● **Collected data**:
— Begin —

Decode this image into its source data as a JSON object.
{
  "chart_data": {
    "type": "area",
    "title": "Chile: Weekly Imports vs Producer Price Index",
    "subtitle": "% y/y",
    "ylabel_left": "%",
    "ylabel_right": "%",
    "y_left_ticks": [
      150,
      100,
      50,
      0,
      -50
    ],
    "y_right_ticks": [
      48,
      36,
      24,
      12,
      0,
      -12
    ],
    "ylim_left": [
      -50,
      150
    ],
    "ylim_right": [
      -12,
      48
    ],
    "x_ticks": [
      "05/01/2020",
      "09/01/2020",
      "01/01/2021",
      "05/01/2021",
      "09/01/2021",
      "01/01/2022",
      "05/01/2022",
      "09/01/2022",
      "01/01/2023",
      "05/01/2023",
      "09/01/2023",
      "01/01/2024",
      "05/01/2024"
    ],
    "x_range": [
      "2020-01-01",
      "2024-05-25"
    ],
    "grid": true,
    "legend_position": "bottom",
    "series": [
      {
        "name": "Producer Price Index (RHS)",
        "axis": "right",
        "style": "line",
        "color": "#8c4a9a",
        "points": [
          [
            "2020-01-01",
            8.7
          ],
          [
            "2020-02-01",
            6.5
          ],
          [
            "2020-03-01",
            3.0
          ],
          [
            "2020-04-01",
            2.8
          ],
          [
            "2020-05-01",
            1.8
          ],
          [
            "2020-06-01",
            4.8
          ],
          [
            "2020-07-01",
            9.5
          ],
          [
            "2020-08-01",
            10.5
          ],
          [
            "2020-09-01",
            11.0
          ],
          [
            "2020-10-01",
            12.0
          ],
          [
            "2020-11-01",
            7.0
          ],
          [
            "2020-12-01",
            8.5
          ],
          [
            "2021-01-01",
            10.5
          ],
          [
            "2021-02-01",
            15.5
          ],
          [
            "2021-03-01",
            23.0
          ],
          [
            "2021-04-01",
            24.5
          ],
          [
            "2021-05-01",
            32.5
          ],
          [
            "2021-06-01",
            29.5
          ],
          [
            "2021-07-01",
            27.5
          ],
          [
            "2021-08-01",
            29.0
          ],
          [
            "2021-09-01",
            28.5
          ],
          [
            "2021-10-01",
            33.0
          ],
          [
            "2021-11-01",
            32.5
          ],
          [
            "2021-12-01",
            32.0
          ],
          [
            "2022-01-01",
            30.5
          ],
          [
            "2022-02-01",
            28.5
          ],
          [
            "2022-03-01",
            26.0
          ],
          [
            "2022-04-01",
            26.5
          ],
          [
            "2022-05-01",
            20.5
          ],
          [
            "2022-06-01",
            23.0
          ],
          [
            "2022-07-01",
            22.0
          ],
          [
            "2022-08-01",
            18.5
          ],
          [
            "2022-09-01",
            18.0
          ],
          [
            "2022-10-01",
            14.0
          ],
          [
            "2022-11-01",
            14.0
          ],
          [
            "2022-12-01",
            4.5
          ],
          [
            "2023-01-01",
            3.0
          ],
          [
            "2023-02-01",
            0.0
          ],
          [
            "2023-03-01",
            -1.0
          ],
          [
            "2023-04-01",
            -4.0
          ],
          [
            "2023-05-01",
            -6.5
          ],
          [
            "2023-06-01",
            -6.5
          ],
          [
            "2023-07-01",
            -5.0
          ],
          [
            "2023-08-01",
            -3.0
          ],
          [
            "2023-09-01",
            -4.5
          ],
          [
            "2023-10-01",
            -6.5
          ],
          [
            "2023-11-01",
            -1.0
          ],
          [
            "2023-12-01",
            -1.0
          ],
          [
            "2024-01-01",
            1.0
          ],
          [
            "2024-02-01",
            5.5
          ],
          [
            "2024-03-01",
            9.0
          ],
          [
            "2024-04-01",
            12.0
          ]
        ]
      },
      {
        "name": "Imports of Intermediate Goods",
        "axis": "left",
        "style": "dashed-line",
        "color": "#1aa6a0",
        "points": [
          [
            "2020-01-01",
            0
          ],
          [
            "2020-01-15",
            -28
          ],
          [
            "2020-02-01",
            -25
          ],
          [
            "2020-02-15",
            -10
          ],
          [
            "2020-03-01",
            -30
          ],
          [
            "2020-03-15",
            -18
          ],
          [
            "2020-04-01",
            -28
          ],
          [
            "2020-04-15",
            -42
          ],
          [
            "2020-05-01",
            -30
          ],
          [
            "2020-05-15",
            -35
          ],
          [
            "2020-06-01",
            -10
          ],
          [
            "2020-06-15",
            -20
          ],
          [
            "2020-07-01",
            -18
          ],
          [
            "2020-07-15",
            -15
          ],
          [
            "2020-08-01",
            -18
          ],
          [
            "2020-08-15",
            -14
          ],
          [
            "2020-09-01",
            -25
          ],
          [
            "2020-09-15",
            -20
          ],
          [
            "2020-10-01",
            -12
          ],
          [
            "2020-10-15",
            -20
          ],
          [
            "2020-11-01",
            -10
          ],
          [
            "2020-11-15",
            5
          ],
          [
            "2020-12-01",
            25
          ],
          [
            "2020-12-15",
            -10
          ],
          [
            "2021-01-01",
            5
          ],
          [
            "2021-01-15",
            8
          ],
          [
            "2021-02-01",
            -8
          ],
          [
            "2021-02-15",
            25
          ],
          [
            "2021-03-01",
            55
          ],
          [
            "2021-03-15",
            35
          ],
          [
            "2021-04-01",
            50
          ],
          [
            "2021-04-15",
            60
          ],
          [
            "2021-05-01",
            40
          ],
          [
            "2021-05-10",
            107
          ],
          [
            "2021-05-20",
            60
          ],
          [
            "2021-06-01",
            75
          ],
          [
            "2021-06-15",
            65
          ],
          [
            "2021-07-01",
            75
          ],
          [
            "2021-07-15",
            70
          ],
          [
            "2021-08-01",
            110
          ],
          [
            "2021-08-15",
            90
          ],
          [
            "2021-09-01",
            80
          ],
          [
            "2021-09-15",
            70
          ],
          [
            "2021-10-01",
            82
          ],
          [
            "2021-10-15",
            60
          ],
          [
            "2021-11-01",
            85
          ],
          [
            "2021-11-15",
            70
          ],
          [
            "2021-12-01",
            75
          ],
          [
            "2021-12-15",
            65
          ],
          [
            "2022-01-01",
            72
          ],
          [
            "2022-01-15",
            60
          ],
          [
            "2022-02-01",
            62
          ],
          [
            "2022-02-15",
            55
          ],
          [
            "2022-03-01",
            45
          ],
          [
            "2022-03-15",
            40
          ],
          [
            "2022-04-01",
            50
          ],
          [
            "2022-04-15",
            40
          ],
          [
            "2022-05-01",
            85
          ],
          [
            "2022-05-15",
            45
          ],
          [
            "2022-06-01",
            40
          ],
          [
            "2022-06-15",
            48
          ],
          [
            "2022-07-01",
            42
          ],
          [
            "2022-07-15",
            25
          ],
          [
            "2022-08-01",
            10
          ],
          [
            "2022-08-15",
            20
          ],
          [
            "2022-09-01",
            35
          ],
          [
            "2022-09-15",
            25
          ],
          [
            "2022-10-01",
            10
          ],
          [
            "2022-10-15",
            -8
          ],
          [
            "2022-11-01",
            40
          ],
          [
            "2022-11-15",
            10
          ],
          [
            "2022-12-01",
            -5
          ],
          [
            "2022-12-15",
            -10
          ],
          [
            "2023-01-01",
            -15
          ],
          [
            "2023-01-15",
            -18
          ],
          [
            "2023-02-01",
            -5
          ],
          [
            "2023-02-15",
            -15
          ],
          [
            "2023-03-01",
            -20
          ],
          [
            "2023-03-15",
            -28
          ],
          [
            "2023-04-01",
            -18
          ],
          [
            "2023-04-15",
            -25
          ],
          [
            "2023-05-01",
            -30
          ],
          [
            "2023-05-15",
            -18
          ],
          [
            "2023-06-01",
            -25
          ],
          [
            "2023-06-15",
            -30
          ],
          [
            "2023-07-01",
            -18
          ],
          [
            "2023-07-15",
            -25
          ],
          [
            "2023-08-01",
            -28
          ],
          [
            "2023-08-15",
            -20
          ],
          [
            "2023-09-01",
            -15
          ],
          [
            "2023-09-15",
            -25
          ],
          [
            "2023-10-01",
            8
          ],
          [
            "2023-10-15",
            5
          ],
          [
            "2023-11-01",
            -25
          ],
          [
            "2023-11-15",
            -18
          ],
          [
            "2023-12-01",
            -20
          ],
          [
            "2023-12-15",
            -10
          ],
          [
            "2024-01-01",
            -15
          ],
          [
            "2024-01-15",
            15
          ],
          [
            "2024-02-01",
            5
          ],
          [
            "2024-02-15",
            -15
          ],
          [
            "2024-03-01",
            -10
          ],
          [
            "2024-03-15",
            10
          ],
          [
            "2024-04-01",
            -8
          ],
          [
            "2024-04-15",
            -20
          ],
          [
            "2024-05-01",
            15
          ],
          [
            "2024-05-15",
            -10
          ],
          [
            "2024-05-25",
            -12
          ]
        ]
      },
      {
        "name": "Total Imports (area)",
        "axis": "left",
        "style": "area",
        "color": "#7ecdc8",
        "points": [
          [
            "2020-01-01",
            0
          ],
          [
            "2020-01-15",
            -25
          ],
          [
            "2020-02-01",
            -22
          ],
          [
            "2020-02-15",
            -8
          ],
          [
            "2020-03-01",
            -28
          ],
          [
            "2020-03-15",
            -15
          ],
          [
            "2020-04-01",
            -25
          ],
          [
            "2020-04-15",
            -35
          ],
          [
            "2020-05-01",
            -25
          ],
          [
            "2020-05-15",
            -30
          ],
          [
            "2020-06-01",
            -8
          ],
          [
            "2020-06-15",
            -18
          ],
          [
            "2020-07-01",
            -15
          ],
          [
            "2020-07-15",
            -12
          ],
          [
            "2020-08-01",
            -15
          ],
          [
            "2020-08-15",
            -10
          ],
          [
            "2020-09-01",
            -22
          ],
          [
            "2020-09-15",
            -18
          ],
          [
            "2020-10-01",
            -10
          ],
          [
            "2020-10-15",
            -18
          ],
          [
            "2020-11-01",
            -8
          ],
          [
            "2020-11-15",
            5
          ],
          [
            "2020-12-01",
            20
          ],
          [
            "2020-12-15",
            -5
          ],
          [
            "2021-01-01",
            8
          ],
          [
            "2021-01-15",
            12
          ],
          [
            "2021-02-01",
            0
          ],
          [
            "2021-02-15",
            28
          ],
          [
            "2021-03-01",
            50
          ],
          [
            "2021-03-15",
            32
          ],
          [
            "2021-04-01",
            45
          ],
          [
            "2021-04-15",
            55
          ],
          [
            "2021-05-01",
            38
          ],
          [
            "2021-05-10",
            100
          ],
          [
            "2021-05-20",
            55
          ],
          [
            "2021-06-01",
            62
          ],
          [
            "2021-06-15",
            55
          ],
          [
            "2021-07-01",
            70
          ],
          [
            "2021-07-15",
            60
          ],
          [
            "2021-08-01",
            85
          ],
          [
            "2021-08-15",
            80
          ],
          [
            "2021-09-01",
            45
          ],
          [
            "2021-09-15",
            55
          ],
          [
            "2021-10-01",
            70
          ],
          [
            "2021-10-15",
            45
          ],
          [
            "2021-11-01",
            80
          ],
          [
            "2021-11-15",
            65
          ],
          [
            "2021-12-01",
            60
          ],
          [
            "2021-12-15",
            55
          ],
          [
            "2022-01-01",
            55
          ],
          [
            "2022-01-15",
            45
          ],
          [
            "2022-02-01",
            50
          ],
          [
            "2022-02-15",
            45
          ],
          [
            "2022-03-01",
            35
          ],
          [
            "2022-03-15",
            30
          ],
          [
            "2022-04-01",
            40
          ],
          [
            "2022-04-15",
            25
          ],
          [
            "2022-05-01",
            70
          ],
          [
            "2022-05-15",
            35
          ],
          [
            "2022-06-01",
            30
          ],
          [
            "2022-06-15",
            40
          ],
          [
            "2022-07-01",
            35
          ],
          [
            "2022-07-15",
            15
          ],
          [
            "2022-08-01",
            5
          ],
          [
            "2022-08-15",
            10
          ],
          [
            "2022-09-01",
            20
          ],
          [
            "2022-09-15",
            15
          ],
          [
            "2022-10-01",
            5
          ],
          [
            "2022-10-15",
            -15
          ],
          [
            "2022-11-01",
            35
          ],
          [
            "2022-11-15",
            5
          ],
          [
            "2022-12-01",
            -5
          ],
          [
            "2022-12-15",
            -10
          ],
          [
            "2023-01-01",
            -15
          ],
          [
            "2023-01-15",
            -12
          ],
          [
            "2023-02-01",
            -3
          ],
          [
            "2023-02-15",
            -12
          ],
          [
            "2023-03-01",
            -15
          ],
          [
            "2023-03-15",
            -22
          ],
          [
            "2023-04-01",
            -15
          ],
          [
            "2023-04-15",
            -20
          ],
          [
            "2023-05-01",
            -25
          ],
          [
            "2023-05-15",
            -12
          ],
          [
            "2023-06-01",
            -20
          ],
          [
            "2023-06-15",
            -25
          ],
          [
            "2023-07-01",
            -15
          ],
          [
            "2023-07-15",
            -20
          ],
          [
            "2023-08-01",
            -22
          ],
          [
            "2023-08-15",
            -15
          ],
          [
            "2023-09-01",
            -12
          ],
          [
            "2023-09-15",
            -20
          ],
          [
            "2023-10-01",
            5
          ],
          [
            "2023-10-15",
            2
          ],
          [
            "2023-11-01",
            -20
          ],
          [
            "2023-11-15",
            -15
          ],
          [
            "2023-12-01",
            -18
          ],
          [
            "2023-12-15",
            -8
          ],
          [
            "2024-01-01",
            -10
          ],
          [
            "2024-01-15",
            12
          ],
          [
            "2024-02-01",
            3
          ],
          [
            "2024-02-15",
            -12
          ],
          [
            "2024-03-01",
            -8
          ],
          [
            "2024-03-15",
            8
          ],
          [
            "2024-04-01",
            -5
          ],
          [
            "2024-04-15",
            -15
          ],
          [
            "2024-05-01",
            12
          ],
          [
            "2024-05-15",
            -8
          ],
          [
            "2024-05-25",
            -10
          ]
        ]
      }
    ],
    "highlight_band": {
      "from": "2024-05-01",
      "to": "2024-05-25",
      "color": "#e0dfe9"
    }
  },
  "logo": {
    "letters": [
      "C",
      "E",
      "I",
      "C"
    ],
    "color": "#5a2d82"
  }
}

— End —

● **Aim of the task**: Identify and extract each line of the listing that contains "color".

● **Right answer**:
        "color": "#8c4a9a",
        "color": "#1aa6a0",
        "color": "#7ecdc8",
      "color": "#e0dfe9"
    "color": "#5a2d82"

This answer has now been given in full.